**YOUR INSTRUCTIONS**
Find every line in the records that holds the string "Daily". Copy each one.
——————————
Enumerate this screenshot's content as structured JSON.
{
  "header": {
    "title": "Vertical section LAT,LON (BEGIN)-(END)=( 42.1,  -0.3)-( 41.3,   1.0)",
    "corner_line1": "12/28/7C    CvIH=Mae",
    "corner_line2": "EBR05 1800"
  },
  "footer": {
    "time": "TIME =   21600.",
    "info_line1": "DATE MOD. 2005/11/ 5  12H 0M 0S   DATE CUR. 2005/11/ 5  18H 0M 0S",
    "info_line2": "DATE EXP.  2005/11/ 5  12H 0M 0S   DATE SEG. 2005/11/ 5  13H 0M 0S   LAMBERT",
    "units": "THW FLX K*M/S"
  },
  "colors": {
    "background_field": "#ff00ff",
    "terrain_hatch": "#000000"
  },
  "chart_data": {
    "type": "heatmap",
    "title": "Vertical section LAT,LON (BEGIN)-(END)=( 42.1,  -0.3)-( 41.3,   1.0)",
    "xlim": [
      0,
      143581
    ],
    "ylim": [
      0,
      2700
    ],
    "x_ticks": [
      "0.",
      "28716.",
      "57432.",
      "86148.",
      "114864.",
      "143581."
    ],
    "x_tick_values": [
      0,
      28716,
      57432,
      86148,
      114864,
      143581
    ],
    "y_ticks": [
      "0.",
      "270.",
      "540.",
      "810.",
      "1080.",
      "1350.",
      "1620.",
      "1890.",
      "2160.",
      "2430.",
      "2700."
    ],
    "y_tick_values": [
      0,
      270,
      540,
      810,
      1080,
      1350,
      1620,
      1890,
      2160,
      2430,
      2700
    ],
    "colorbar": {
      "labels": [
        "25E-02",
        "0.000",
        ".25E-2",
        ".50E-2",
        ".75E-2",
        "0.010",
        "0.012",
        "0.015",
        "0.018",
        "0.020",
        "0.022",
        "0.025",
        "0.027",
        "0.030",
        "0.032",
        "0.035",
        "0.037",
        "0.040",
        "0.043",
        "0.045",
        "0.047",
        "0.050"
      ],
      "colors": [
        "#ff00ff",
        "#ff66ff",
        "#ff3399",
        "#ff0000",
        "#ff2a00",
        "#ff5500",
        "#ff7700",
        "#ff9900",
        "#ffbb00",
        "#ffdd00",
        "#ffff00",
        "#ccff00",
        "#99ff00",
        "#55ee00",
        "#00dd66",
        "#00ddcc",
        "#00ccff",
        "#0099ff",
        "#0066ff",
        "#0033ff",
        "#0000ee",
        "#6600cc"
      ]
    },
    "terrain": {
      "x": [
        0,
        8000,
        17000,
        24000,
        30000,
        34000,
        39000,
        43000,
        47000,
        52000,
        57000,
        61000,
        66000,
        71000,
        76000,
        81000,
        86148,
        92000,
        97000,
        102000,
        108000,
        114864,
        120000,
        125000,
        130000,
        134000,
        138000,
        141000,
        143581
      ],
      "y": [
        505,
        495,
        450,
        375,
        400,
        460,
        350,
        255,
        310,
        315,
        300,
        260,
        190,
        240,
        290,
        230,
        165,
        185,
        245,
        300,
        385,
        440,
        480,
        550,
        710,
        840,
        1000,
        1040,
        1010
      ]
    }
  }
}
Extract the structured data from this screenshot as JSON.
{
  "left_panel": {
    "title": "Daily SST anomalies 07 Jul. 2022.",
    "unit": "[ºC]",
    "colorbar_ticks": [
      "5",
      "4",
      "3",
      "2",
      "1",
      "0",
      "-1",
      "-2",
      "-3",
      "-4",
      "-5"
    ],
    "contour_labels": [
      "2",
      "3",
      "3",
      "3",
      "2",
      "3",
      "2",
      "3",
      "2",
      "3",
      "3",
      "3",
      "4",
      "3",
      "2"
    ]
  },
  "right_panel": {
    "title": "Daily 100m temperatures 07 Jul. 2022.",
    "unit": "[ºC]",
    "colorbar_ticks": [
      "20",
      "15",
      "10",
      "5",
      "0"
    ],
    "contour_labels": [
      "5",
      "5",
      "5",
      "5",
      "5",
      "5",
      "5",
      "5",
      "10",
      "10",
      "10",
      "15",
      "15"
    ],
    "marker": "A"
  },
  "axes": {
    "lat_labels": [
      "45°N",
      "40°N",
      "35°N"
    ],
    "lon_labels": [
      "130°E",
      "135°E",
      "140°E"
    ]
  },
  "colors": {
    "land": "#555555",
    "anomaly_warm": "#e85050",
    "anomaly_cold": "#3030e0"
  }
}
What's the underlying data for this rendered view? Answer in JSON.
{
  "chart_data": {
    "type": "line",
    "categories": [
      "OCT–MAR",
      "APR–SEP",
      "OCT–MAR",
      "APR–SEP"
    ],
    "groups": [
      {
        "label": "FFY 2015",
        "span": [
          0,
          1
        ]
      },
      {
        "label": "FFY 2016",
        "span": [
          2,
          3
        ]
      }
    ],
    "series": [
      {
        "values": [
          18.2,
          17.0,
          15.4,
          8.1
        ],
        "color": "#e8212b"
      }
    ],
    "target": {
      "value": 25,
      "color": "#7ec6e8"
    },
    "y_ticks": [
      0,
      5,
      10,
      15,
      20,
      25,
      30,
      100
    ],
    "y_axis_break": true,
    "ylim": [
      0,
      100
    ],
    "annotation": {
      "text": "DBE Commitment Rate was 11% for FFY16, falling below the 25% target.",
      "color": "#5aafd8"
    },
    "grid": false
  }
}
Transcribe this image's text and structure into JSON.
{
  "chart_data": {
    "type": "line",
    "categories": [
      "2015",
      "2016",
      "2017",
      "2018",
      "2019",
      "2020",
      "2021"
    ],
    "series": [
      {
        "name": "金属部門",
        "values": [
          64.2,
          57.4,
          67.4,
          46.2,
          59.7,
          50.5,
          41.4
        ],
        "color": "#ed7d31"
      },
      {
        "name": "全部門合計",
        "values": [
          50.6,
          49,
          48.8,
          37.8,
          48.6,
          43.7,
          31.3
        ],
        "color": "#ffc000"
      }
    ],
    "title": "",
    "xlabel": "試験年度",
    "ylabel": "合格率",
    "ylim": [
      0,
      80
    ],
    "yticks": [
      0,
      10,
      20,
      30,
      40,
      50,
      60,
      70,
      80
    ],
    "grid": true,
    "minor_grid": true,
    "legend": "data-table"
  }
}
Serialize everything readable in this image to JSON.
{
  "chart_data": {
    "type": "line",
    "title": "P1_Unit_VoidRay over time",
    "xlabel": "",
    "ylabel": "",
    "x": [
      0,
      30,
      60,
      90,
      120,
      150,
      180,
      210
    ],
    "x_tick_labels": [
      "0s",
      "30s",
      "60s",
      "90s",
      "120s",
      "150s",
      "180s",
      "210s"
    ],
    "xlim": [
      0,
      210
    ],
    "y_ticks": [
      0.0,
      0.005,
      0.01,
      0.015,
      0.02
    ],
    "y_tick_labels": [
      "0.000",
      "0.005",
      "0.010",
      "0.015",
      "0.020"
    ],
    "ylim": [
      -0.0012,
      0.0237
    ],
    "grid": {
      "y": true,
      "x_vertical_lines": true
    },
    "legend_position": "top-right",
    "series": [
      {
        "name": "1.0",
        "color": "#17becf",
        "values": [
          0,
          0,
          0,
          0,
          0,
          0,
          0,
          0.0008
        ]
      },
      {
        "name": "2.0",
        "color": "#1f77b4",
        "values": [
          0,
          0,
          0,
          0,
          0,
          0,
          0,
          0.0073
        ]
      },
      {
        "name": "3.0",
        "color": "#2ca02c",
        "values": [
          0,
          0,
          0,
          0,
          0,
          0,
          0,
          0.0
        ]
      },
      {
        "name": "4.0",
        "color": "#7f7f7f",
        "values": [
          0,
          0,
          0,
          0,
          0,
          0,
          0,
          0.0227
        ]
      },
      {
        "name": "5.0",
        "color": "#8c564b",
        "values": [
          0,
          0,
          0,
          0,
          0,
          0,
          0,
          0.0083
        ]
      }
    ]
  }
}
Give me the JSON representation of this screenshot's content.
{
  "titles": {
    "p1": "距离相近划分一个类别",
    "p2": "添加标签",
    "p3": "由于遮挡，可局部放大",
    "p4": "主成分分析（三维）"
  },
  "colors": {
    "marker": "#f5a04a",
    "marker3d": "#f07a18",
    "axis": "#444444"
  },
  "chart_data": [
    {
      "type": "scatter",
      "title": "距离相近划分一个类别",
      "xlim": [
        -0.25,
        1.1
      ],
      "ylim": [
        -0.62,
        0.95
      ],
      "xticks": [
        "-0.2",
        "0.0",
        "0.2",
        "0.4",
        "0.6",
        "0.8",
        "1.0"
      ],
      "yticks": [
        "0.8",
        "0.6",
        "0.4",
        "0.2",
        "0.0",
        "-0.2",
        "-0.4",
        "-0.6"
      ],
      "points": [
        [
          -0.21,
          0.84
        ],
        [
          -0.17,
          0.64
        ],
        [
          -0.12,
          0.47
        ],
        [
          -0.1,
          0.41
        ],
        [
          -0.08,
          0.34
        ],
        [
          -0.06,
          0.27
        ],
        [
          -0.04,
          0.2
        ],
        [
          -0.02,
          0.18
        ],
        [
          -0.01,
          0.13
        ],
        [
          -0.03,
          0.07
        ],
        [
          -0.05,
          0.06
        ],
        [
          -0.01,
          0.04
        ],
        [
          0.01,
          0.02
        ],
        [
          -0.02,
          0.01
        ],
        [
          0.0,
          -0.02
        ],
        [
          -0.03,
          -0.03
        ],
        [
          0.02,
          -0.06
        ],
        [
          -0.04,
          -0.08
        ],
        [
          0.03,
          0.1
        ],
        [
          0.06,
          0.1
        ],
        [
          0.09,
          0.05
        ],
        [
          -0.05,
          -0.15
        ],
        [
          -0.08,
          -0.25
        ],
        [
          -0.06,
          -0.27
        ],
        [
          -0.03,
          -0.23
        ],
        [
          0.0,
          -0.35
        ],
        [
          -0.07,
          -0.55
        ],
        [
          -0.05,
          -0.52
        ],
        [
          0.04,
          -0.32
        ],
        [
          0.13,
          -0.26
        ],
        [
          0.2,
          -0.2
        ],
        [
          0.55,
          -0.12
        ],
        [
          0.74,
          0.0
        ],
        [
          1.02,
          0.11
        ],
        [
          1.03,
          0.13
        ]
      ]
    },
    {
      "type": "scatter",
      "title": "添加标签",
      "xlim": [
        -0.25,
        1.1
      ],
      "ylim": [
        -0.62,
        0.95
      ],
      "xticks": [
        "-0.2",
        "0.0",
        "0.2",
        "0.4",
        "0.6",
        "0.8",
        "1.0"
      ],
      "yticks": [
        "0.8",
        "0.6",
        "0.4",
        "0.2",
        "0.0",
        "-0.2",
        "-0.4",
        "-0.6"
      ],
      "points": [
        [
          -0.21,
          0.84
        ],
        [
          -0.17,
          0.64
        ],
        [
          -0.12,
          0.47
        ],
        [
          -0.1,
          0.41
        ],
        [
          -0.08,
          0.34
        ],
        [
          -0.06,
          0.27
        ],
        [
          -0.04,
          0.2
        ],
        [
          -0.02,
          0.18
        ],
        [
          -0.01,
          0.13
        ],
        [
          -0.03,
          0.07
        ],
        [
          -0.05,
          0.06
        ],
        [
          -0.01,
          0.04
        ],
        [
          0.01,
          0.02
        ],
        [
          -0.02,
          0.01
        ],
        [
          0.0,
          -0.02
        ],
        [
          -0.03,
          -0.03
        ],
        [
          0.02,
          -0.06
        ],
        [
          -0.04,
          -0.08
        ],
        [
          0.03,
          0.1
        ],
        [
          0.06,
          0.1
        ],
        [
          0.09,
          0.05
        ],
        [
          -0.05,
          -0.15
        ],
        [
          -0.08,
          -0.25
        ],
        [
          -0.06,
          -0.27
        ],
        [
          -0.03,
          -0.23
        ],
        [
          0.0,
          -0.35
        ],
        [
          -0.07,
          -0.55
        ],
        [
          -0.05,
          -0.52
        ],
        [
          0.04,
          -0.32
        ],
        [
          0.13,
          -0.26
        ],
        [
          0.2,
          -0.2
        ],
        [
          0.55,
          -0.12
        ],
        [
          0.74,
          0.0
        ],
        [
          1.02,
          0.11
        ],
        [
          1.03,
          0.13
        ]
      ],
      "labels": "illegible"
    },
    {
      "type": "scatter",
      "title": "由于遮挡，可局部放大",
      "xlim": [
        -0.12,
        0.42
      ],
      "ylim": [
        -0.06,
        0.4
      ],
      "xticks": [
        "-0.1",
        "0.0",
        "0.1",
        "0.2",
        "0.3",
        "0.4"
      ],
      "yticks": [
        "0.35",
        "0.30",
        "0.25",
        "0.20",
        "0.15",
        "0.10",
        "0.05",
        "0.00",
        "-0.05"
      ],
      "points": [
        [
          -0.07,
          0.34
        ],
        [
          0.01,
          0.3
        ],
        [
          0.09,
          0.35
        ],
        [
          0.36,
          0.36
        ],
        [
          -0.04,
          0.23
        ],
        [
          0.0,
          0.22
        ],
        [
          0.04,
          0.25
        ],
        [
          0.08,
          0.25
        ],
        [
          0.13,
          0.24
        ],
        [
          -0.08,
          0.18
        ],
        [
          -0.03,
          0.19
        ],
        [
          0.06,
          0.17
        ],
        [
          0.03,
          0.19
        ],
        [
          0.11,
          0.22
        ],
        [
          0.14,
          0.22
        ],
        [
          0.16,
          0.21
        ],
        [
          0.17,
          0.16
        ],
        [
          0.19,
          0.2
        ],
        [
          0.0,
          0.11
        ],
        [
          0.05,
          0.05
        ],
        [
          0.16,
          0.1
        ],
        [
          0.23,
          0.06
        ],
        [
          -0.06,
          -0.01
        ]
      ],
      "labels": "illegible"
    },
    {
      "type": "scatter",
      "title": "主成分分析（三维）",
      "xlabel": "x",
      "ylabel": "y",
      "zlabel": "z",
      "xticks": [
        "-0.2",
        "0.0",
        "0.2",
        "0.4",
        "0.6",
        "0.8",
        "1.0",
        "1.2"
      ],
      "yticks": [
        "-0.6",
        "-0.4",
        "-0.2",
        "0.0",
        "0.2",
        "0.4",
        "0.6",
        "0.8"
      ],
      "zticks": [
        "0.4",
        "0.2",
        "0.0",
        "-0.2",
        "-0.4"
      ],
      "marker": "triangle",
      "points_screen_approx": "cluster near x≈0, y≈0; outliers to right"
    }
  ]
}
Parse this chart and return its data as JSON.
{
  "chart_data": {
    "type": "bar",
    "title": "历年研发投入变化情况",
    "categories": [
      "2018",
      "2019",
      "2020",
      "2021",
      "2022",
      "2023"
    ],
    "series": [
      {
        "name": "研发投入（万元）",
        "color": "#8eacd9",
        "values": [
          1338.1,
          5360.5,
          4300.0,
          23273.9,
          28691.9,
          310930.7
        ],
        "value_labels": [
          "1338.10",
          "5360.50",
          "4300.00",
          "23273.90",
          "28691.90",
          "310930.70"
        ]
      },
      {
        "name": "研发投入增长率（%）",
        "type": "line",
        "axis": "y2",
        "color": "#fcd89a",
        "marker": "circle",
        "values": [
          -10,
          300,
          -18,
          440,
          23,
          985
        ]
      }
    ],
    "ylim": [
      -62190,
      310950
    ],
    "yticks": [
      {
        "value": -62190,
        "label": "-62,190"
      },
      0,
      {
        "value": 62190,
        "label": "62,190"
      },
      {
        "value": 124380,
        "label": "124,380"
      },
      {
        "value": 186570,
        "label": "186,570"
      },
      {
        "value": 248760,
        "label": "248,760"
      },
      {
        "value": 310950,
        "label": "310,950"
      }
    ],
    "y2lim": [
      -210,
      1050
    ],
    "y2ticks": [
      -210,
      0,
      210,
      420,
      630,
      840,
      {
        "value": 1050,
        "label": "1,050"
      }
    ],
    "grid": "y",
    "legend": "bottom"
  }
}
——————————
**FINISHED TASK**
    "title": "Daily SST anomalies 07 Jul. 2022.",
    "title": "Daily 100m temperatures 07 Jul. 2022.",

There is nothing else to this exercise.